*What you will do*.
Find each line holding "name" and copy it out.

>> BEGIN Records for the task

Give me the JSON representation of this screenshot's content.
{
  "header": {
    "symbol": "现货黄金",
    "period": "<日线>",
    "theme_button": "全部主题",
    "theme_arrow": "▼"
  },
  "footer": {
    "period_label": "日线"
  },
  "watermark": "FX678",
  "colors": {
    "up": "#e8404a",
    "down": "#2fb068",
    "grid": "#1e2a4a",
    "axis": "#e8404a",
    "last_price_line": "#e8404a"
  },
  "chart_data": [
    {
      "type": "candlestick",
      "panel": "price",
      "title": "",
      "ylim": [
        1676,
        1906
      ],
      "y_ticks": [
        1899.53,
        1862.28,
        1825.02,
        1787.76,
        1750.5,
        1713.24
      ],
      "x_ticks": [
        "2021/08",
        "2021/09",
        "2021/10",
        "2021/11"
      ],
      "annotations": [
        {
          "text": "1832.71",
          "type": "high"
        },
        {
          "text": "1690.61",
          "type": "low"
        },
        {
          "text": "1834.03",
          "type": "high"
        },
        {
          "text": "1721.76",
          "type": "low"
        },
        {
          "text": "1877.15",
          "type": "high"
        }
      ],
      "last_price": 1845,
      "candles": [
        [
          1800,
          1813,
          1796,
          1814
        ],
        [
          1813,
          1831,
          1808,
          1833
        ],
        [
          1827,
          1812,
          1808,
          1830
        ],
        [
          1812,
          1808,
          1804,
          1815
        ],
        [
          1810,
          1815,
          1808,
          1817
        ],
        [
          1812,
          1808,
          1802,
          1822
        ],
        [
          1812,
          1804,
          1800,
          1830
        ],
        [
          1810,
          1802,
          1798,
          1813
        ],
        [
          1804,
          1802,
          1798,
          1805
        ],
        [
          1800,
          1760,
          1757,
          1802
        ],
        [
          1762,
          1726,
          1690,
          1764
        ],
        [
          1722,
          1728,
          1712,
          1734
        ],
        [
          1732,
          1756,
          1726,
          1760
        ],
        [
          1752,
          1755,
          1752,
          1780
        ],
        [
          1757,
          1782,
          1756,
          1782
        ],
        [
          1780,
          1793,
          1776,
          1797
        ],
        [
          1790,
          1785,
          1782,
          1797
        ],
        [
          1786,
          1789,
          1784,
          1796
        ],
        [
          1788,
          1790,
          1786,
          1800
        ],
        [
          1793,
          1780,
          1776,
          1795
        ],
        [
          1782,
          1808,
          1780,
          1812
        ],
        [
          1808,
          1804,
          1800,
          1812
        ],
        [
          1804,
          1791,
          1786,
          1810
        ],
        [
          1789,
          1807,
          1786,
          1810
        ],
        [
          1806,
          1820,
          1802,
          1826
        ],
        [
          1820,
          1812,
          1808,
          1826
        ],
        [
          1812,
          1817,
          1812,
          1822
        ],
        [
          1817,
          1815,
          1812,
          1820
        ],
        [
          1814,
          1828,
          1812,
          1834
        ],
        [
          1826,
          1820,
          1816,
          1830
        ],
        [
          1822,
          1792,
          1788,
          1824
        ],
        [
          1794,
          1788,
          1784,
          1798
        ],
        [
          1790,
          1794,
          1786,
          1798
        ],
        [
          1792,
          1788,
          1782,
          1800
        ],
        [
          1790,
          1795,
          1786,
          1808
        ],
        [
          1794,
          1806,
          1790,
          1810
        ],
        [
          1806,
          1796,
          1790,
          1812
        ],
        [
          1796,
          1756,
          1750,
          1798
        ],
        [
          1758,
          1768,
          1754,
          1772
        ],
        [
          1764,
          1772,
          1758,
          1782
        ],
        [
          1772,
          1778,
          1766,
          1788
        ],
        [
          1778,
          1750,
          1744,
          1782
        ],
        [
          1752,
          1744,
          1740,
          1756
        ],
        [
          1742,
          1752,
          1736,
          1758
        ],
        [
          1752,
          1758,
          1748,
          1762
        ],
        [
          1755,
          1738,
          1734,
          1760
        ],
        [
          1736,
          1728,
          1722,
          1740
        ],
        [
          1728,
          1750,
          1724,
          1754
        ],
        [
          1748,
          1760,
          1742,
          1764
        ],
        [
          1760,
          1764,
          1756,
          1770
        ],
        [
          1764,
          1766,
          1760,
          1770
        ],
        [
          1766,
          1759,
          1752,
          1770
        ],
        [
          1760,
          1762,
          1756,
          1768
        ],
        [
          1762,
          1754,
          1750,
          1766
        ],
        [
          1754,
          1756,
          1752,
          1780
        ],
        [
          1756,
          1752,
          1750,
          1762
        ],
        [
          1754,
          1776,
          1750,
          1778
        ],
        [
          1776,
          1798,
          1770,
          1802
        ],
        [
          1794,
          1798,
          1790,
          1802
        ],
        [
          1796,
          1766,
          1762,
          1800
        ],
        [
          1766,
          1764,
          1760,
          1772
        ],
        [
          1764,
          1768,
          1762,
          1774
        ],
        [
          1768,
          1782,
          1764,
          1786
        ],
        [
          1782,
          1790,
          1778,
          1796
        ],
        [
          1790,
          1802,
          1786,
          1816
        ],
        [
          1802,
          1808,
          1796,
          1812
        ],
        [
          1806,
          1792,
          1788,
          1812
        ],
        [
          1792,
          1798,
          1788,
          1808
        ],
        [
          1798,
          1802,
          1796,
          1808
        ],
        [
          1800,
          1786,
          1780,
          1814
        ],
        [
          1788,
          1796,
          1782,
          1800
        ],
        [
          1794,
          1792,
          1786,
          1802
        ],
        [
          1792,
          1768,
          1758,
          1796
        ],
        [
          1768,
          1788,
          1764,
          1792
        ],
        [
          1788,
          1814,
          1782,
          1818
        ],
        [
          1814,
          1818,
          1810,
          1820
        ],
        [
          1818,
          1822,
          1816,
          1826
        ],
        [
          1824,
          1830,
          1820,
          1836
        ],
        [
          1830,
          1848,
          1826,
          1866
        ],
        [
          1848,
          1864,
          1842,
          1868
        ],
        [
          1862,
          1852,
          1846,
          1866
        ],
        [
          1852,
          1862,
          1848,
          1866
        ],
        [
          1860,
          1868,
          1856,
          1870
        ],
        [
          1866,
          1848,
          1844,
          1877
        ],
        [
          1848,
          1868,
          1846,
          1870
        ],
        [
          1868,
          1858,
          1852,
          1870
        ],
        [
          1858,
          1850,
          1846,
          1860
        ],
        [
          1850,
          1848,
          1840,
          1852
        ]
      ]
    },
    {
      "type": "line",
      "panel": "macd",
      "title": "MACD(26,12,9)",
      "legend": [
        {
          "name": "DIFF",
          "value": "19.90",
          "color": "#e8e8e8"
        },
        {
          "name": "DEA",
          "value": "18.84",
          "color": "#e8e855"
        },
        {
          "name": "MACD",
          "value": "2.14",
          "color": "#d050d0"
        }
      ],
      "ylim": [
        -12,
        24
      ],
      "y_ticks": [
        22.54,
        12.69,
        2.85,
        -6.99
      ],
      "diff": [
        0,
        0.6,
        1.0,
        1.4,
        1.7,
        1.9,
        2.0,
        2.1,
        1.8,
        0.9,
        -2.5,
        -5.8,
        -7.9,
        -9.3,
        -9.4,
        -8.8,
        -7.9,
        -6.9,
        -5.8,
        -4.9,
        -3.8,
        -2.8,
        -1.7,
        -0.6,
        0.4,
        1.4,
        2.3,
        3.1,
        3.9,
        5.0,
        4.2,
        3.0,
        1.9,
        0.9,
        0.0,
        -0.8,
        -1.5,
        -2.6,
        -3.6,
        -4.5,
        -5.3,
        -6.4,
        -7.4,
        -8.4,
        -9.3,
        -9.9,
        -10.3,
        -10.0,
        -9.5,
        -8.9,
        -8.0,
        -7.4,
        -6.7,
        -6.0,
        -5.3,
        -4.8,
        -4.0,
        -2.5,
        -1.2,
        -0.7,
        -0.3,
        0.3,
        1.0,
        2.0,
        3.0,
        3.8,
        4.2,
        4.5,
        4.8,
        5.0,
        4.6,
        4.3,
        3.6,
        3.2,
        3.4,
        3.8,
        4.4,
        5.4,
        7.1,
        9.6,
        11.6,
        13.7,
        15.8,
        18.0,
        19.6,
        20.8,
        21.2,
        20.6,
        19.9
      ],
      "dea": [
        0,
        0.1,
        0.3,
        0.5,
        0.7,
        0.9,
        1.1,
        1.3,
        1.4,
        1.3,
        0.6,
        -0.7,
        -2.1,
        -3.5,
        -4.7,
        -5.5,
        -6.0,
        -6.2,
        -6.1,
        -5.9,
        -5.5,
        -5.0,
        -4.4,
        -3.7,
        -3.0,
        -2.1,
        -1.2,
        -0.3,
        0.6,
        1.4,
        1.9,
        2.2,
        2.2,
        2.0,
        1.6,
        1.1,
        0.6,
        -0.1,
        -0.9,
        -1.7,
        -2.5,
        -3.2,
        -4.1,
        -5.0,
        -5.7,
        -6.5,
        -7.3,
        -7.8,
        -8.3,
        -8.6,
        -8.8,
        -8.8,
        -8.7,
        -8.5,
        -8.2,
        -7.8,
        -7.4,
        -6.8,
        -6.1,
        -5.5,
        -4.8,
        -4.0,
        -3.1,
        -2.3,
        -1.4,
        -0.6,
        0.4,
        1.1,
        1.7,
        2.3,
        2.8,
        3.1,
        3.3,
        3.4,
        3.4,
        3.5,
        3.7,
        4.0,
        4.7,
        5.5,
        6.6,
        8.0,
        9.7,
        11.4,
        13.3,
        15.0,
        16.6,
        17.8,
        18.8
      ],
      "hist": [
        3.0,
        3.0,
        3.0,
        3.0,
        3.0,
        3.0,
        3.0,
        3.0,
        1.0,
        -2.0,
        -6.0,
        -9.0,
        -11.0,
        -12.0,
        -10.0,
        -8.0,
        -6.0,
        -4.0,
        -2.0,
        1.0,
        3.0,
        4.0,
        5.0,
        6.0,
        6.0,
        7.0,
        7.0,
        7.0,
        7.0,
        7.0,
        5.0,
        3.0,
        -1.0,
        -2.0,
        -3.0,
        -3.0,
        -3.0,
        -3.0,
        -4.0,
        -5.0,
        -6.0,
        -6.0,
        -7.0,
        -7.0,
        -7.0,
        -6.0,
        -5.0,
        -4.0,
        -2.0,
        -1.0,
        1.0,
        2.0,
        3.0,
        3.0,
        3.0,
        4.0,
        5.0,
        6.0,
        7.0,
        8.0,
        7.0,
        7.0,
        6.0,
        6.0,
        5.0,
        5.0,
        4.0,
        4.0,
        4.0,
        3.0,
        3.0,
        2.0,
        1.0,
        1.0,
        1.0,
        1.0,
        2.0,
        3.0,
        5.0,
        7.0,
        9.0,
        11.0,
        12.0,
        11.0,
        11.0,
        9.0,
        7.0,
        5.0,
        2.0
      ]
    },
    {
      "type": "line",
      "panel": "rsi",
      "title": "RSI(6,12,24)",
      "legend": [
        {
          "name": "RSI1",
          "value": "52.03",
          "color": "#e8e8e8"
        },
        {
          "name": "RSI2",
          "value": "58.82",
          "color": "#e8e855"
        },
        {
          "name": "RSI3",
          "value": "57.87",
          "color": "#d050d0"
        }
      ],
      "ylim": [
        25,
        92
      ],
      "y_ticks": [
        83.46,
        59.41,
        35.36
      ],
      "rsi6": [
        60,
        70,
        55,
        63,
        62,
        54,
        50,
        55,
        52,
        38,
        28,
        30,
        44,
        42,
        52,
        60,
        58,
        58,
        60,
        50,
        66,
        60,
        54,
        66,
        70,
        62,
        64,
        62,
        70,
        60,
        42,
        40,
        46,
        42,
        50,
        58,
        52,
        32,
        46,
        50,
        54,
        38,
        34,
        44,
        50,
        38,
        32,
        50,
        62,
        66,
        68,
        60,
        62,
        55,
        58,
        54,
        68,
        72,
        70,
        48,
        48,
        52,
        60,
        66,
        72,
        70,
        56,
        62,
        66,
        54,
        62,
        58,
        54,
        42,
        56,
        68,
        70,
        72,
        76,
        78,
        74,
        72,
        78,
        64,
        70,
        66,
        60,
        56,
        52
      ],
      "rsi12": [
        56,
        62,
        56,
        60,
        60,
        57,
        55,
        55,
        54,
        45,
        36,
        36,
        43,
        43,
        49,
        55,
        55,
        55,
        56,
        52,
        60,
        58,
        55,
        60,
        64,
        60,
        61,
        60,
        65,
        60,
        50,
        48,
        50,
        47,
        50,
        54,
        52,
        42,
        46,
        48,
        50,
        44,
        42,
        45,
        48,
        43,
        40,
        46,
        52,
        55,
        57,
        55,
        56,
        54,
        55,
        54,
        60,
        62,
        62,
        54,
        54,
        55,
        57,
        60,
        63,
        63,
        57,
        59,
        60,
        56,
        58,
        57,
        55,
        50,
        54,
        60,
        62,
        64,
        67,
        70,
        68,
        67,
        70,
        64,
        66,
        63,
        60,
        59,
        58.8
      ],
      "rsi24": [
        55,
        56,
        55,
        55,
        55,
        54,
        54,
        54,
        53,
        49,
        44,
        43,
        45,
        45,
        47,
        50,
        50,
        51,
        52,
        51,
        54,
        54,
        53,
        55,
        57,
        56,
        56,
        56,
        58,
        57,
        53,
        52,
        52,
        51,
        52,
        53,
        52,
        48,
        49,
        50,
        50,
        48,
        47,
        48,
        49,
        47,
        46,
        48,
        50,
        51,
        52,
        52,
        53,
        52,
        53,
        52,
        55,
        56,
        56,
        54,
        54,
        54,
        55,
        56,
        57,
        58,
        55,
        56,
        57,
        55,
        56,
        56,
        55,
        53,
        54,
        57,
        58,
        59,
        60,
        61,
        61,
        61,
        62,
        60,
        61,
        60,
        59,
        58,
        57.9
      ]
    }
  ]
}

>> END Records for the task

*Response for this exercise*.
          "name": "DIFF",
          "name": "DEA",
          "name": "MACD",
          "name": "RSI1",
          "name": "RSI2",
          "name": "RSI3",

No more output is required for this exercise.